**Your task:**
Retype the full set of records. Keep every character identical.

**Given data:**

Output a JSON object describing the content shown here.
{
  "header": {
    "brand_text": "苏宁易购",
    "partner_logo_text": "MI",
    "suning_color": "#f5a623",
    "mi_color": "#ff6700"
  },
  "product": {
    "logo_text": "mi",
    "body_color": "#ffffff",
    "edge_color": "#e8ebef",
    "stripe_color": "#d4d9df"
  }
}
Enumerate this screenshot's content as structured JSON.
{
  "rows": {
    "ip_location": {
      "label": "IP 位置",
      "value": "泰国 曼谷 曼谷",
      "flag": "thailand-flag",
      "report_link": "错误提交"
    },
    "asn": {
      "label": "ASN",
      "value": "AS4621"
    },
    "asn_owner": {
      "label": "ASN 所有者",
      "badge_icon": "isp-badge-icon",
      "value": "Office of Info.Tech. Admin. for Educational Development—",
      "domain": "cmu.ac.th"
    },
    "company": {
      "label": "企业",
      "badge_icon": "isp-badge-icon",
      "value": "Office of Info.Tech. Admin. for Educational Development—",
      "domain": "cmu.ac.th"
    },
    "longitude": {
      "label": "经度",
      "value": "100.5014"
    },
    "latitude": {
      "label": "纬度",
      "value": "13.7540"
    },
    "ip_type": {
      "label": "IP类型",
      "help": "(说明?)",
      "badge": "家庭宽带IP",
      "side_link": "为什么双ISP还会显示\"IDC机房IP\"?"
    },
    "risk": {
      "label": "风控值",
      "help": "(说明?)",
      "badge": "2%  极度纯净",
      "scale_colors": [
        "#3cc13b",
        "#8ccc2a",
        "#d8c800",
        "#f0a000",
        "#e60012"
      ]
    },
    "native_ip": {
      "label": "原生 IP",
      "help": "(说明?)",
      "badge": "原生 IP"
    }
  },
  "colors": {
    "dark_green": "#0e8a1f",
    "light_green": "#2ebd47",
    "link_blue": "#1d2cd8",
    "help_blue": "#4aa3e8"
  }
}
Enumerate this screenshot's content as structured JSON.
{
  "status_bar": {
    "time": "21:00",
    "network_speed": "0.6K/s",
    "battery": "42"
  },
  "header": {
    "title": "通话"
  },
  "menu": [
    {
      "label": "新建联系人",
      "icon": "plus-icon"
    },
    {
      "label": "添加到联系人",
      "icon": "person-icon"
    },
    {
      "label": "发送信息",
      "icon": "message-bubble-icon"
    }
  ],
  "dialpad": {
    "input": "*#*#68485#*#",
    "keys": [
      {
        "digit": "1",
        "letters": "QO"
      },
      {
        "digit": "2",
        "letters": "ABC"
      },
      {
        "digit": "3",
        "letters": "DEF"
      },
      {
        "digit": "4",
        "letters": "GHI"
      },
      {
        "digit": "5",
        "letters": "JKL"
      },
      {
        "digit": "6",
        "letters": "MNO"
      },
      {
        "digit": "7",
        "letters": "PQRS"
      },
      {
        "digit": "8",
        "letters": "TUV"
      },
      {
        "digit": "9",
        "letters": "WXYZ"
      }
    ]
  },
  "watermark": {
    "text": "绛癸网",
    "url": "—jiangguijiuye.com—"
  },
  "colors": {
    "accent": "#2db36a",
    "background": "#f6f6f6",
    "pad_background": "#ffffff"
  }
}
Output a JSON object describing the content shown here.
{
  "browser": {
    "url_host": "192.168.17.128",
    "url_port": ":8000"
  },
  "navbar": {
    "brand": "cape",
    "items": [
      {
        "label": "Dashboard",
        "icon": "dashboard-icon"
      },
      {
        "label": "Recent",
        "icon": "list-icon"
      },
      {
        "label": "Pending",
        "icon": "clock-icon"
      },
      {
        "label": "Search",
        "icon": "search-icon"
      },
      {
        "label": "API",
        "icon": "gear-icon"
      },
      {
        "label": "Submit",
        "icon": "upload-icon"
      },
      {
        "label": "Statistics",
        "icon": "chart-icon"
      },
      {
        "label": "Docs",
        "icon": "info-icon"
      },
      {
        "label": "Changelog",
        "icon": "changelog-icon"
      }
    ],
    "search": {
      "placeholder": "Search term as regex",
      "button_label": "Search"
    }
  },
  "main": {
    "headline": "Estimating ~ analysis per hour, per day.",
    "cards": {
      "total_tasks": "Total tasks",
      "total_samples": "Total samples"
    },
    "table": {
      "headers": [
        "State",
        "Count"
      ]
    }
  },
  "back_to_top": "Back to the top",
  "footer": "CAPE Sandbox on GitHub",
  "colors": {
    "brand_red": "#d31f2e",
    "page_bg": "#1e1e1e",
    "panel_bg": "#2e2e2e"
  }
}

**Response below:**
Output a JSON object describing the content shown here.
{
  "header": {
    "brand_text": "苏宁易购",
    "partner_logo_text": "MI",
    "suning_color": "#f5a623",
    "mi_color": "#ff6700"
  },
  "product": {
    "logo_text": "mi",
    "body_color": "#ffffff",
    "edge_color": "#e8ebef",
    "stripe_color": "#d4d9df"
  }
}
Enumerate this screenshot's content as structured JSON.
{
  "rows": {
    "ip_location": {
      "label": "IP 位置",
      "value": "泰国 曼谷 曼谷",
      "flag": "thailand-flag",
      "report_link": "错误提交"
    },
    "asn": {
      "label": "ASN",
      "value": "AS4621"
    },
    "asn_owner": {
      "label": "ASN 所有者",
      "badge_icon": "isp-badge-icon",
      "value": "Office of Info.Tech. Admin. for Educational Development—",
      "domain": "cmu.ac.th"
    },
    "company": {
      "label": "企业",
      "badge_icon": "isp-badge-icon",
      "value": "Office of Info.Tech. Admin. for Educational Development—",
      "domain": "cmu.ac.th"
    },
    "longitude": {
      "label": "经度",
      "value": "100.5014"
    },
    "latitude": {
      "label": "纬度",
      "value": "13.7540"
    },
    "ip_type": {
      "label": "IP类型",
      "help": "(说明?)",
      "badge": "家庭宽带IP",
      "side_link": "为什么双ISP还会显示\"IDC机房IP\"?"
    },
    "risk": {
      "label": "风控值",
      "help": "(说明?)",
      "badge": "2%  极度纯净",
      "scale_colors": [
        "#3cc13b",
        "#8ccc2a",
        "#d8c800",
        "#f0a000",
        "#e60012"
      ]
    },
    "native_ip": {
      "label": "原生 IP",
      "help": "(说明?)",
      "badge": "原生 IP"
    }
  },
  "colors": {
    "dark_green": "#0e8a1f",
    "light_green": "#2ebd47",
    "link_blue": "#1d2cd8",
    "help_blue": "#4aa3e8"
  }
}
Enumerate this screenshot's content as structured JSON.
{
  "status_bar": {
    "time": "21:00",
    "network_speed": "0.6K/s",
    "battery": "42"
  },
  "header": {
    "title": "通话"
  },
  "menu": [
    {
      "label": "新建联系人",
      "icon": "plus-icon"
    },
    {
      "label": "添加到联系人",
      "icon": "person-icon"
    },
    {
      "label": "发送信息",
      "icon": "message-bubble-icon"
    }
  ],
  "dialpad": {
    "input": "*#*#68485#*#",
    "keys": [
      {
        "digit": "1",
        "letters": "QO"
      },
      {
        "digit": "2",
        "letters": "ABC"
      },
      {
        "digit": "3",
        "letters": "DEF"
      },
      {
        "digit": "4",
        "letters": "GHI"
      },
      {
        "digit": "5",
        "letters": "JKL"
      },
      {
        "digit": "6",
        "letters": "MNO"
      },
      {
        "digit": "7",
        "letters": "PQRS"
      },
      {
        "digit": "8",
        "letters": "TUV"
      },
      {
        "digit": "9",
        "letters": "WXYZ"
      }
    ]
  },
  "watermark": {
    "text": "绛癸网",
    "url": "—jiangguijiuye.com—"
  },
  "colors": {
    "accent": "#2db36a",
    "background": "#f6f6f6",
    "pad_background": "#ffffff"
  }
}
Output a JSON object describing the content shown here.
{
  "browser": {
    "url_host": "192.168.17.128",
    "url_port": ":8000"
  },
  "navbar": {
    "brand": "cape",
    "items": [
      {
        "label": "Dashboard",
        "icon": "dashboard-icon"
      },
      {
        "label": "Recent",
        "icon": "list-icon"
      },
      {
        "label": "Pending",
        "icon": "clock-icon"
      },
      {
        "label": "Search",
        "icon": "search-icon"
      },
      {
        "label": "API",
        "icon": "gear-icon"
      },
      {
        "label": "Submit",
        "icon": "upload-icon"
      },
      {
        "label": "Statistics",
        "icon": "chart-icon"
      },
      {
        "label": "Docs",
        "icon": "info-icon"
      },
      {
        "label": "Changelog",
        "icon": "changelog-icon"
      }
    ],
    "search": {
      "placeholder": "Search term as regex",
      "button_label": "Search"
    }
  },
  "main": {
    "headline": "Estimating ~ analysis per hour, per day.",
    "cards": {
      "total_tasks": "Total tasks",
      "total_samples": "Total samples"
    },
    "table": {
      "headers": [
        "State",
        "Count"
      ]
    }
  },
  "back_to_top": "Back to the top",
  "footer": "CAPE Sandbox on GitHub",
  "colors": {
    "brand_red": "#d31f2e",
    "page_bg": "#1e1e1e",
    "panel_bg": "#2e2e2e"
  }
}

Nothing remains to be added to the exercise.